* Work to do *
Using the material that follows, identify and copy each line with the string "subtitle".

* Records shown *
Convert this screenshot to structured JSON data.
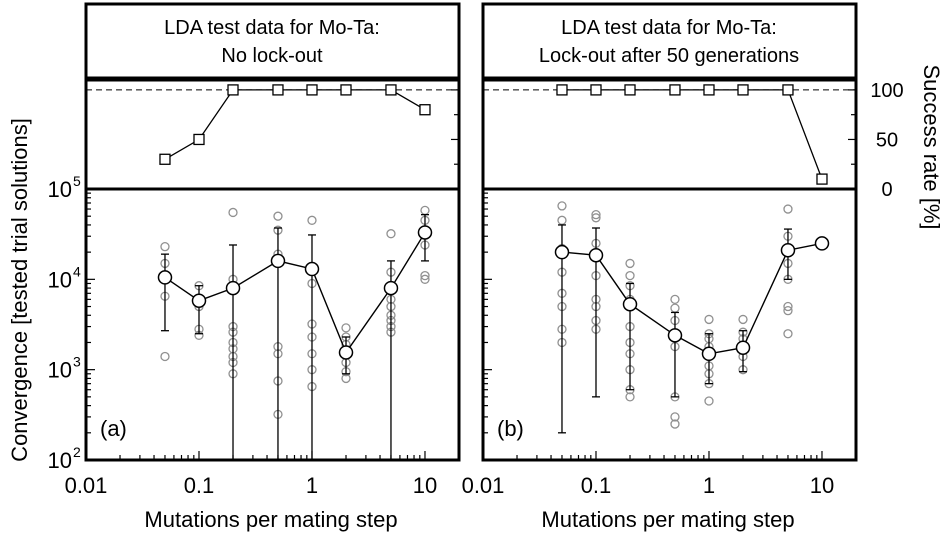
{
  "chart_data": [
    {
      "type": "scatter",
      "panel_label": "(a)",
      "title": "LDA test data for Mo-Ta:",
      "subtitle": "No lock-out",
      "xlabel": "Mutations per mating step",
      "ylabel": "Convergence [tested trial solutions]",
      "x_scale": "log",
      "xlim": [
        0.01,
        20
      ],
      "x_ticks": [
        "0.01",
        "0.1",
        "1",
        "10"
      ],
      "y_scale": "log",
      "ylim": [
        100,
        100000
      ],
      "success_rate": {
        "ylabel": "Success rate [%]",
        "ylim": [
          0,
          110
        ],
        "y_ticks": [
          "0",
          "50",
          "100"
        ],
        "reference_line": 100,
        "x": [
          0.05,
          0.1,
          0.2,
          0.5,
          1,
          2,
          5,
          10
        ],
        "values": [
          30,
          50,
          100,
          100,
          100,
          100,
          100,
          80
        ]
      },
      "mean_series": {
        "x": [
          0.05,
          0.1,
          0.2,
          0.5,
          1,
          2,
          5,
          10
        ],
        "mean": [
          10500,
          5800,
          8000,
          16000,
          13000,
          1550,
          8000,
          33000
        ],
        "err_low": [
          2700,
          2500,
          100,
          100,
          100,
          900,
          100,
          16000
        ],
        "err_high": [
          19000,
          8500,
          24000,
          37000,
          31000,
          2300,
          16000,
          52000
        ]
      },
      "individual_runs": [
        {
          "x": 0.05,
          "values": [
            23000,
            15000,
            6500,
            1400
          ]
        },
        {
          "x": 0.1,
          "values": [
            8500,
            6000,
            5000,
            2800,
            2400
          ]
        },
        {
          "x": 0.2,
          "values": [
            55000,
            10000,
            3000,
            2600,
            2000,
            1700,
            1400,
            1200,
            900
          ]
        },
        {
          "x": 0.5,
          "values": [
            50000,
            35000,
            19000,
            1800,
            1500,
            750,
            320
          ]
        },
        {
          "x": 1,
          "values": [
            45000,
            9000,
            3200,
            2300,
            1500,
            1000,
            650
          ]
        },
        {
          "x": 2,
          "values": [
            2900,
            2300,
            1900,
            1500,
            1200,
            950,
            800
          ]
        },
        {
          "x": 5,
          "values": [
            32000,
            12000,
            8000,
            6000,
            5000,
            4000,
            3500,
            3000,
            2600
          ]
        },
        {
          "x": 10,
          "values": [
            58000,
            45000,
            35000,
            24000,
            11000,
            10000
          ]
        }
      ]
    },
    {
      "type": "scatter",
      "panel_label": "(b)",
      "title": "LDA test data for Mo-Ta:",
      "subtitle": "Lock-out after 50 generations",
      "xlabel": "Mutations per mating step",
      "ylabel": "",
      "x_scale": "log",
      "xlim": [
        0.01,
        20
      ],
      "x_ticks": [
        "0.01",
        "0.1",
        "1",
        "10"
      ],
      "y_scale": "log",
      "ylim": [
        100,
        100000
      ],
      "success_rate": {
        "ylabel": "Success rate [%]",
        "ylim": [
          0,
          110
        ],
        "y_ticks": [
          "0",
          "50",
          "100"
        ],
        "reference_line": 100,
        "x": [
          0.05,
          0.1,
          0.2,
          0.5,
          1,
          2,
          5,
          10
        ],
        "values": [
          100,
          100,
          100,
          100,
          100,
          100,
          100,
          10
        ]
      },
      "mean_series": {
        "x": [
          0.05,
          0.1,
          0.2,
          0.5,
          1,
          2,
          5,
          10
        ],
        "mean": [
          20000,
          18500,
          5300,
          2400,
          1500,
          1750,
          21000,
          25000
        ],
        "err_low": [
          200,
          500,
          600,
          500,
          700,
          950,
          10000,
          25000
        ],
        "err_high": [
          40000,
          37000,
          9000,
          4300,
          2500,
          2700,
          36000,
          25000
        ]
      },
      "individual_runs": [
        {
          "x": 0.05,
          "values": [
            65000,
            45000,
            22000,
            12000,
            7000,
            5000,
            2800,
            2000
          ]
        },
        {
          "x": 0.1,
          "values": [
            52000,
            48000,
            25000,
            11000,
            6000,
            5000,
            3500,
            2800
          ]
        },
        {
          "x": 0.2,
          "values": [
            15000,
            11000,
            8500,
            6000,
            3000,
            2000,
            1500,
            1000,
            600,
            500
          ]
        },
        {
          "x": 0.5,
          "values": [
            6000,
            4800,
            3500,
            1800,
            500,
            300,
            250
          ]
        },
        {
          "x": 1,
          "values": [
            3600,
            2500,
            2200,
            1800,
            1400,
            1100,
            900,
            700,
            450
          ]
        },
        {
          "x": 2,
          "values": [
            3600,
            2600,
            2200,
            1800,
            1400,
            1000
          ]
        },
        {
          "x": 5,
          "values": [
            60000,
            30000,
            20000,
            15000,
            10000,
            5000,
            4500,
            2500
          ]
        },
        {
          "x": 10,
          "values": [
            25000
          ]
        }
      ]
    }
  ]
}
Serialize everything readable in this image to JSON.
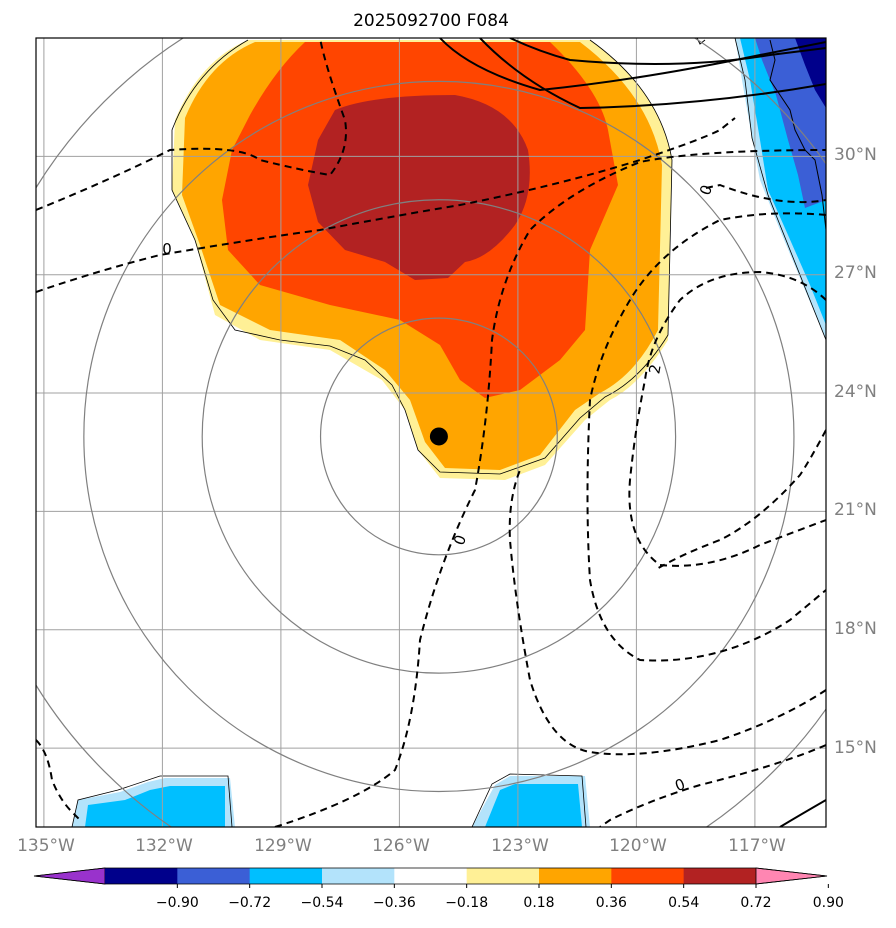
{
  "chart_data": {
    "type": "contour-map",
    "title": "2025092700 F084",
    "projection": "lat-lon",
    "x_ticks": [
      "135°W",
      "132°W",
      "129°W",
      "126°W",
      "123°W",
      "120°W",
      "117°W"
    ],
    "y_ticks": [
      "30°N",
      "27°N",
      "24°N",
      "21°N",
      "18°N",
      "15°N"
    ],
    "lon_range": [
      -135.2,
      -115.2
    ],
    "lat_range": [
      13.0,
      33.0
    ],
    "grid": true,
    "colorbar": {
      "orientation": "horizontal",
      "extend": "both",
      "tick_labels": [
        "−0.90",
        "−0.72",
        "−0.54",
        "−0.36",
        "−0.18",
        "0.18",
        "0.36",
        "0.54",
        "0.72",
        "0.90"
      ],
      "levels": [
        -0.9,
        -0.72,
        -0.54,
        -0.36,
        -0.18,
        0.18,
        0.36,
        0.54,
        0.72,
        0.9
      ],
      "colors": [
        "#9932cc",
        "#00008b",
        "#3b5fd6",
        "#00bfff",
        "#b3e3fb",
        "#ffffff",
        "#fff096",
        "#ffa500",
        "#ff4500",
        "#b22222",
        "#ff86b2"
      ]
    },
    "storm_center": {
      "lon": -125.0,
      "lat": 22.9
    },
    "range_rings_deg": [
      3,
      6,
      9,
      12
    ],
    "contour_labels": [
      "0",
      "0",
      "2",
      "0",
      "0"
    ],
    "colors": {
      "grid": "#a0a0a0",
      "rings": "#808080",
      "contours": "#000000"
    }
  }
}
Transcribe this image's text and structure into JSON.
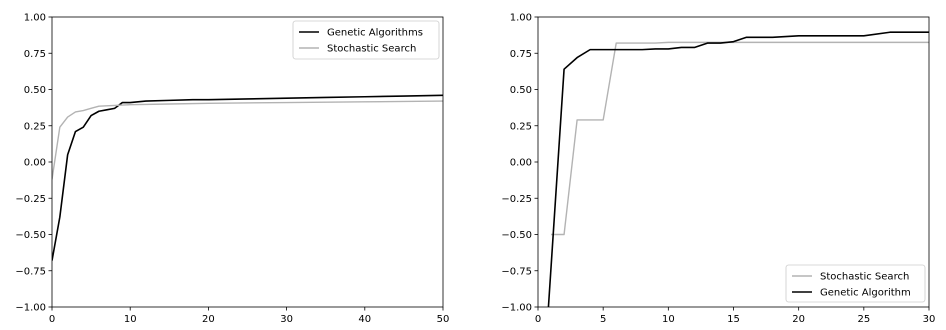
{
  "chart_data": [
    {
      "type": "line",
      "title": "",
      "xlabel": "",
      "ylabel": "",
      "xlim": [
        0,
        50
      ],
      "ylim": [
        -1.0,
        1.0
      ],
      "grid": false,
      "legend_position": "top-right",
      "xticks": [
        0,
        10,
        20,
        30,
        40,
        50
      ],
      "xtick_labels": [
        "0",
        "10",
        "20",
        "30",
        "40",
        "50"
      ],
      "yticks": [
        -1.0,
        -0.75,
        -0.5,
        -0.25,
        0.0,
        0.25,
        0.5,
        0.75,
        1.0
      ],
      "ytick_labels": [
        "−1.00",
        "−0.75",
        "−0.50",
        "−0.25",
        "0.00",
        "0.25",
        "0.50",
        "0.75",
        "1.00"
      ],
      "series": [
        {
          "name": "Genetic Algorithms",
          "color": "#000000",
          "x": [
            0,
            1,
            2,
            3,
            4,
            5,
            6,
            7,
            8,
            9,
            10,
            12,
            15,
            18,
            20,
            25,
            30,
            35,
            40,
            45,
            50
          ],
          "y": [
            -0.68,
            -0.38,
            0.05,
            0.21,
            0.24,
            0.32,
            0.35,
            0.36,
            0.37,
            0.41,
            0.41,
            0.42,
            0.425,
            0.43,
            0.43,
            0.435,
            0.44,
            0.445,
            0.45,
            0.455,
            0.46
          ]
        },
        {
          "name": "Stochastic Search",
          "color": "#b3b3b3",
          "x": [
            0,
            1,
            2,
            3,
            4,
            5,
            6,
            8,
            10,
            15,
            20,
            30,
            40,
            50
          ],
          "y": [
            -0.12,
            0.24,
            0.31,
            0.345,
            0.355,
            0.37,
            0.385,
            0.39,
            0.395,
            0.4,
            0.405,
            0.41,
            0.415,
            0.42
          ]
        }
      ]
    },
    {
      "type": "line",
      "title": "",
      "xlabel": "",
      "ylabel": "",
      "xlim": [
        0,
        30
      ],
      "ylim": [
        -1.0,
        1.0
      ],
      "grid": false,
      "legend_position": "bottom-right",
      "xticks": [
        0,
        5,
        10,
        15,
        20,
        25,
        30
      ],
      "xtick_labels": [
        "0",
        "5",
        "10",
        "15",
        "20",
        "25",
        "30"
      ],
      "yticks": [
        -1.0,
        -0.75,
        -0.5,
        -0.25,
        0.0,
        0.25,
        0.5,
        0.75,
        1.0
      ],
      "ytick_labels": [
        "−1.00",
        "−0.75",
        "−0.50",
        "−0.25",
        "0.00",
        "0.25",
        "0.50",
        "0.75",
        "1.00"
      ],
      "series": [
        {
          "name": "Stochastic Search",
          "color": "#b3b3b3",
          "x": [
            1,
            1.5,
            2,
            3,
            4,
            5,
            6,
            7,
            8,
            9,
            10,
            12,
            15,
            20,
            25,
            30
          ],
          "y": [
            -0.5,
            -0.5,
            -0.5,
            0.29,
            0.29,
            0.29,
            0.82,
            0.82,
            0.82,
            0.82,
            0.825,
            0.825,
            0.825,
            0.825,
            0.825,
            0.825
          ]
        },
        {
          "name": "Genetic Algorithm",
          "color": "#000000",
          "x": [
            0.8,
            2,
            3,
            4,
            5,
            6,
            7,
            8,
            9,
            10,
            11,
            12,
            13,
            14,
            15,
            16,
            18,
            20,
            22,
            25,
            27,
            28,
            30
          ],
          "y": [
            -1.0,
            0.64,
            0.72,
            0.775,
            0.775,
            0.775,
            0.775,
            0.775,
            0.78,
            0.78,
            0.79,
            0.79,
            0.82,
            0.82,
            0.83,
            0.86,
            0.86,
            0.87,
            0.87,
            0.87,
            0.895,
            0.895,
            0.895
          ]
        }
      ]
    }
  ]
}
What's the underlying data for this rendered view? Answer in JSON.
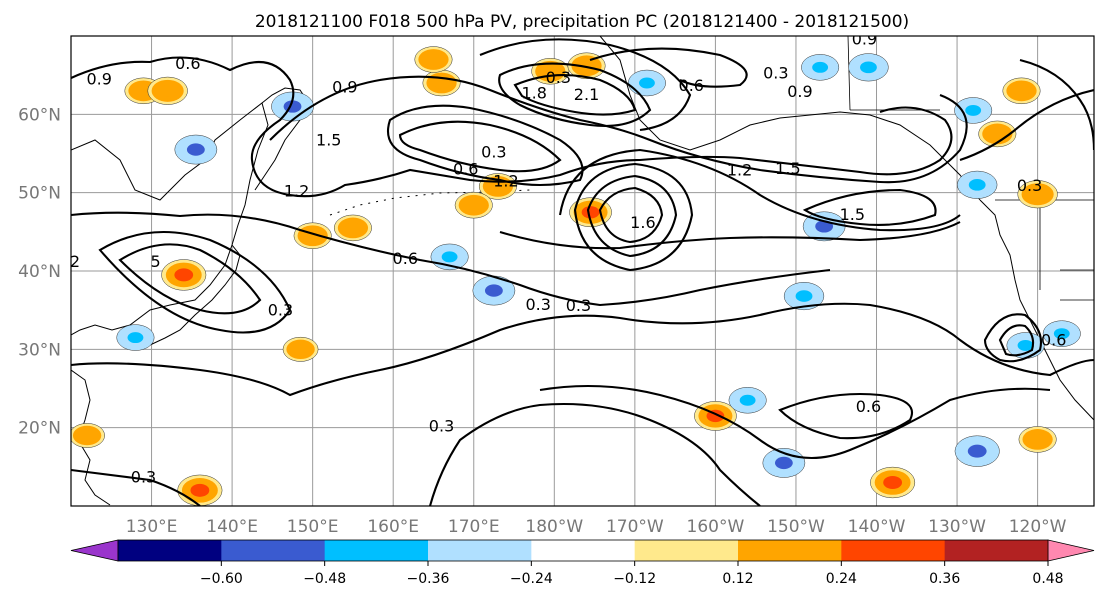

* Task answer *
      "subtitle": "No lock-out",
      "subtitle": "Lock-out after 50 generations",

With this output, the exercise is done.